--- Start of DOCUMENT ---

Table 15.1: Dynamic Effects of a Freezing Degree Day on the Price of Orange Juice

According to column (1) of Table 15.1, the contemporaneous effect of a freezing degree day is an increase of $0.5\%$ in orange juice prices. The estimated effect is only $0.17\%$ for the next month and close to zero for subsequent months. In fact, for all lags larger than 1, we cannot reject the null hypotheses that the respective coefficients are zero using individual $t$ -tests. The model FOJC_mod_DM only explains little of the variation in the dependent variable ( $\bar{R}^2 = 0.11$ ).

Columns (2) and (3) present estimates of the dynamic cumulative multipliers of model FOJC_mod_CM1. Apparently, it does not matter whether we choose $m=7$ or $m=14$ when computing HAC standard errors so we stick with $m=7$ and the standard errors reported in column (2).

If the demand for orange juice is higher in winter, $FDD_t$ would be correlated with the error term since freezes occur rather in winter so we would face omitted variable bias. The third model estimate, FOJC_mod_CM2, accounts for this possible issue by using an additional set of 11 monthly dummies. For brevity, estimates of the dummy coefficients are excluded from the output produced by stargazer (this is achieved by setting omit = ‘season’). We may check that the dummy for January was omitted to prevent perfect multicollinearity.

# estimates on mothly dummies
FOJC_mod_CM2$coefficients[-c(1:20)]

## season(FDD)Feb season(FDD)Mar season(FDD)Apr season(FDD)May season(FDD)Jun 
##     -0.9565759     -0.6358007      0.5006770     -1.0801764      0.3195624 
## season(FDD)Jul season(FDD)Aug season(FDD)Sep season(FDD)Oct season(FDD)Nov 
##      0.1951113      0.3644312     -0.4130969     -0.1566622      0.3116534 
## season(FDD)Dec 
##      0.1481589

A comparison of the estimates presented in columns (3) and (4) indicates that adding monthly dummies has a negligible effect. Further evidence for this comes from a joint test of the hypothesis that the 11 dummy coefficients are zero. Instead of using linearHypothesis(), we use the function waldtest() and supply two model objects instead: unres_model, the unrestricted model object which is the same as FOJC_mod_CM2 (except for the coefficient names since we have modified them above) and res_model, the model where the restriction that all dummy coefficients are zero is imposed. res_model is conveniently obtained using the function update(). It extracts the argument formula of a model object, updates it as specified and then re-fits the model. By setting formula = . ~ . - season(FDD) we impose that the monthly dummies do not enter the model.

--- End of DOCUMENT ---
--- Start of MATERIAL PROVIDED ---

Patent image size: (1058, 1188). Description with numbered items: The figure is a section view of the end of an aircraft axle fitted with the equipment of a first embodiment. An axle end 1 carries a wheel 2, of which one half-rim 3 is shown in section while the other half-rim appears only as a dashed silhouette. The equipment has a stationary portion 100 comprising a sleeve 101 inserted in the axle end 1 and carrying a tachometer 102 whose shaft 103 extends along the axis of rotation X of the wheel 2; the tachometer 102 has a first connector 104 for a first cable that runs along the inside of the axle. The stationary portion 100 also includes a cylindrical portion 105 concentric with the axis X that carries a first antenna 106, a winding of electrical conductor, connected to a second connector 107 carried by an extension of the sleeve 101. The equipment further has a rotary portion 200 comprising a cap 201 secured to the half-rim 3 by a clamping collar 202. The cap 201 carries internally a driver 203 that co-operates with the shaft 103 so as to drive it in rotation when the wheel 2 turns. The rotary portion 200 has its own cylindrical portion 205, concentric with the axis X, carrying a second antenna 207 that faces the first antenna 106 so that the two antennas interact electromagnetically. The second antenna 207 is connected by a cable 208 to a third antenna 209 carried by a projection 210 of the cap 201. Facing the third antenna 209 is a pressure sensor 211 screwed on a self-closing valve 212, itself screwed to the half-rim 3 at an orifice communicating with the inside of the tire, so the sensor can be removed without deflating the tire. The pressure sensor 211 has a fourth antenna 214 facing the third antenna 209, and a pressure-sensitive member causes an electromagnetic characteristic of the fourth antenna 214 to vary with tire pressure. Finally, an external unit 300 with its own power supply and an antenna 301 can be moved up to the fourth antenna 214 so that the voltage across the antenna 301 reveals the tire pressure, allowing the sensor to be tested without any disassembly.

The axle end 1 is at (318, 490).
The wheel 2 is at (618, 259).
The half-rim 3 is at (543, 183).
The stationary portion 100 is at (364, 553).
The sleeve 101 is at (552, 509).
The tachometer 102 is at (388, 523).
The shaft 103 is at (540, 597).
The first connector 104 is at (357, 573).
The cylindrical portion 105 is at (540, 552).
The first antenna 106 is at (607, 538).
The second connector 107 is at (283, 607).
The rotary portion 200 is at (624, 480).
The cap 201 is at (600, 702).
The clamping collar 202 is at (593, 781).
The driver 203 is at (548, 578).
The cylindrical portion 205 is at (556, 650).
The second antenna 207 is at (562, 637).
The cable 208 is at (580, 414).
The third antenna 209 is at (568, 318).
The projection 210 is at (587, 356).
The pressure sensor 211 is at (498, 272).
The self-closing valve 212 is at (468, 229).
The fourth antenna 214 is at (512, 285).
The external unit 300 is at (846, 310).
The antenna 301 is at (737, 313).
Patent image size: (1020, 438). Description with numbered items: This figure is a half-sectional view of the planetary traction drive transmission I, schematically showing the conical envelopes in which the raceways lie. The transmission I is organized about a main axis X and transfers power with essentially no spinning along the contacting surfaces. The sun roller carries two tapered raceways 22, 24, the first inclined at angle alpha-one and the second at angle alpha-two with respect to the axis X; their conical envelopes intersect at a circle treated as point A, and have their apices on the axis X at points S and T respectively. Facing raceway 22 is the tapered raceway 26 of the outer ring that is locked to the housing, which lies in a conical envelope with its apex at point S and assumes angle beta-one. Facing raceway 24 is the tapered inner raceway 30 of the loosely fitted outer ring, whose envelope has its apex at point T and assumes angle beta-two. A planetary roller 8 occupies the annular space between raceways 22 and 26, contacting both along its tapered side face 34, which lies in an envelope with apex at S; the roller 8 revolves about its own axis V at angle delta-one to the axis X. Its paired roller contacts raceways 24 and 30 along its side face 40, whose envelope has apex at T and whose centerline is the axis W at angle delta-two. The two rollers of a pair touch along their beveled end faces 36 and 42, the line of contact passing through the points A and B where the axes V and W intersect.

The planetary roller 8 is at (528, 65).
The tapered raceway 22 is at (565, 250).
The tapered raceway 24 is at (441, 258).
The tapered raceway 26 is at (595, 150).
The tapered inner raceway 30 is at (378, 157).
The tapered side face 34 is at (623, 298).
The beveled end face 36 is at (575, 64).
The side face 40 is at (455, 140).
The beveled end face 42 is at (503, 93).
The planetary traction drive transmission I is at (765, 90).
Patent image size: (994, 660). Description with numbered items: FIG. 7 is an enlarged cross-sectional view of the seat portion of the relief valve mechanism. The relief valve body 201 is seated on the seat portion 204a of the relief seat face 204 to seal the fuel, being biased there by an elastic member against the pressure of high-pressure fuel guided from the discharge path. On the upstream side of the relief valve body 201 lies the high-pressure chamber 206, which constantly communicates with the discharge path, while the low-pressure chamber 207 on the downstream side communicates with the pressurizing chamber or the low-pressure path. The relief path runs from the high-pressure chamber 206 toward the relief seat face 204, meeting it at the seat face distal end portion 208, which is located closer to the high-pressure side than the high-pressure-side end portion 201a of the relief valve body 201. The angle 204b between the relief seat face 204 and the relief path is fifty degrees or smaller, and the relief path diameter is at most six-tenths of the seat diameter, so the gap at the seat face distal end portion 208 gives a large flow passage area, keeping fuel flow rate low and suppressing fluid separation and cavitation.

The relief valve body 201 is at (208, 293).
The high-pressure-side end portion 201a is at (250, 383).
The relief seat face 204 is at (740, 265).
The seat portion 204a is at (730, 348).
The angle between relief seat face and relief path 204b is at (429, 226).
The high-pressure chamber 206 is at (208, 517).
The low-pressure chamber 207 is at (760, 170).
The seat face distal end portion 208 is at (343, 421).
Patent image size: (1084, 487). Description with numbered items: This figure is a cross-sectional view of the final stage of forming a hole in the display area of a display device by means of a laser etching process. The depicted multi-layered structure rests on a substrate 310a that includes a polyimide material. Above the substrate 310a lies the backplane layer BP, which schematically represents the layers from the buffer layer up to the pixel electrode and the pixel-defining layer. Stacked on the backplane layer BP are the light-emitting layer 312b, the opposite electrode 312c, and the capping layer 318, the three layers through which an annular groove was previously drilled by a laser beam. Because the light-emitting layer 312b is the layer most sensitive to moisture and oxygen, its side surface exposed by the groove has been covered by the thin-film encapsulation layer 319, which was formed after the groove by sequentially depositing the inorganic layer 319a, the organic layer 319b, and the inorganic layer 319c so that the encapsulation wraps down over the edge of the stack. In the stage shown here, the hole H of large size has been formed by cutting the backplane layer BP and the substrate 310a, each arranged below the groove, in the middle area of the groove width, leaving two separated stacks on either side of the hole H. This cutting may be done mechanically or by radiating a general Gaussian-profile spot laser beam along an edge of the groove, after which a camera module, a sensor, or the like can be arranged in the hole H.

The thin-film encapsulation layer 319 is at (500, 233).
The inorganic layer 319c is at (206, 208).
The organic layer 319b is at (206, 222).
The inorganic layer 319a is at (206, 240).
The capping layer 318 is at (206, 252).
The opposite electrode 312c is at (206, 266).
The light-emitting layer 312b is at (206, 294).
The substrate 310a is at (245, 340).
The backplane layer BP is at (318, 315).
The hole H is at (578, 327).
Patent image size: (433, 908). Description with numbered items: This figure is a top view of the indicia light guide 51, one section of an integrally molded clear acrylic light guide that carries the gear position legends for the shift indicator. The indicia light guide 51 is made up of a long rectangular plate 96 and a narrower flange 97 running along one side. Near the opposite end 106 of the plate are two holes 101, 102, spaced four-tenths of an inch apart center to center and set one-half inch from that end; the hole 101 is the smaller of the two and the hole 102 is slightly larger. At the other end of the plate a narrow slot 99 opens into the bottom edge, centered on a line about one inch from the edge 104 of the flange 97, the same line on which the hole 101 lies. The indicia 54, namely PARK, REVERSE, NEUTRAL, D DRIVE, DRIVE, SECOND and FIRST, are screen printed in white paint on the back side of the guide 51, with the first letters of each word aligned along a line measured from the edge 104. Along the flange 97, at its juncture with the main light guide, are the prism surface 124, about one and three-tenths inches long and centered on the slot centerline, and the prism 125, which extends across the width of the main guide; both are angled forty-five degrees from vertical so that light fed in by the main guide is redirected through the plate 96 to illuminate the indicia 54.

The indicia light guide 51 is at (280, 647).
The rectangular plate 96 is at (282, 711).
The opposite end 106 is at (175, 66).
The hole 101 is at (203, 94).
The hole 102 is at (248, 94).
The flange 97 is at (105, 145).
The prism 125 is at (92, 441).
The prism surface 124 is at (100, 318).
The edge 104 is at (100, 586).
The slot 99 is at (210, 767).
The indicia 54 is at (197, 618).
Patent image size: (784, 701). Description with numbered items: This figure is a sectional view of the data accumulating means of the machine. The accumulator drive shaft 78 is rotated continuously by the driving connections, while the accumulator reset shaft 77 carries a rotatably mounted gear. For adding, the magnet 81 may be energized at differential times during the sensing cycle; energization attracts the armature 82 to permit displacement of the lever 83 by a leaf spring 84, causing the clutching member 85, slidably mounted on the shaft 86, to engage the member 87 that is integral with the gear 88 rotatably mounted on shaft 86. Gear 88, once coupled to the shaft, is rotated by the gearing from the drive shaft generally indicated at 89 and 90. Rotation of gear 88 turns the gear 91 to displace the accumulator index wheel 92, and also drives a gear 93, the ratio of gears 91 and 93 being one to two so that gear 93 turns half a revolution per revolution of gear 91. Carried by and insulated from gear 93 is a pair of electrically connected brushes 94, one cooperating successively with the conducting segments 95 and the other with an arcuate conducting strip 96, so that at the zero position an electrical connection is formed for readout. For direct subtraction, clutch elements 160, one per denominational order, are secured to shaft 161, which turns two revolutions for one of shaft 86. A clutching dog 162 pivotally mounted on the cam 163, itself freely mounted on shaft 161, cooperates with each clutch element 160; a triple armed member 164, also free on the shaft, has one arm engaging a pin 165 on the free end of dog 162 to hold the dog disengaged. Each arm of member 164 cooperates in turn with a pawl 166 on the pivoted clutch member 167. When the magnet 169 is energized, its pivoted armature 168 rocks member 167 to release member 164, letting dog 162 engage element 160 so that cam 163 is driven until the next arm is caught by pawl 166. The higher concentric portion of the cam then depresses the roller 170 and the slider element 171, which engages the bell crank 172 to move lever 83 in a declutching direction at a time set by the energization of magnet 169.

--- End of MATERIAL PROVIDED ---

Pick up the passage on freezing degree days and orange juice prices after its last sentence and carry it forward. These items were taken from a different source than the passage on orange juice prices.

# test if coefficients on monthly dummies are zero
unres_model <- dynlm(FOJC_pctc ~ L(d(FDD), 0:17) + L(FDD, 18) + season(FDD))

res_model <- update(unres_model, formula = . ~ . - season(FDD))

waldtest(unres_model, 
         res_model, 
         vcov = NeweyWest(unres_model, lag = 7, prewhite = F))

## Wald test
## 
## Model 1: FOJC_pctc ~ L(d(FDD), 0:17) + L(FDD, 18) + season(FDD)
## Model 2: FOJC_pctc ~ L(d(FDD), 0:17) + L(FDD, 18)
##   Res.Df  Df      F Pr(>F)
## 1    563                  
## 2    574 -11 0.9683 0.4743

The $p$ -value is $0.47$ so we cannot reject the hypothesis that the coefficients on the monthly dummies are zero, even at the $10\%$ level. We conclude that the seasonal fluctuations in demand for orange juice do not pose a serious threat to internal validity of the model.

It is convenient to use plots of dynamic multipliers and cumulative dynamic multipliers. The following two code chunks reproduce Figures 15.2 (a) and 15.2 (b) of the book which display point estimates of dynamic and cumulative multipliers along with upper and lower bounds of their $95\%$ confidence intervals computed using the above HAC standard errors.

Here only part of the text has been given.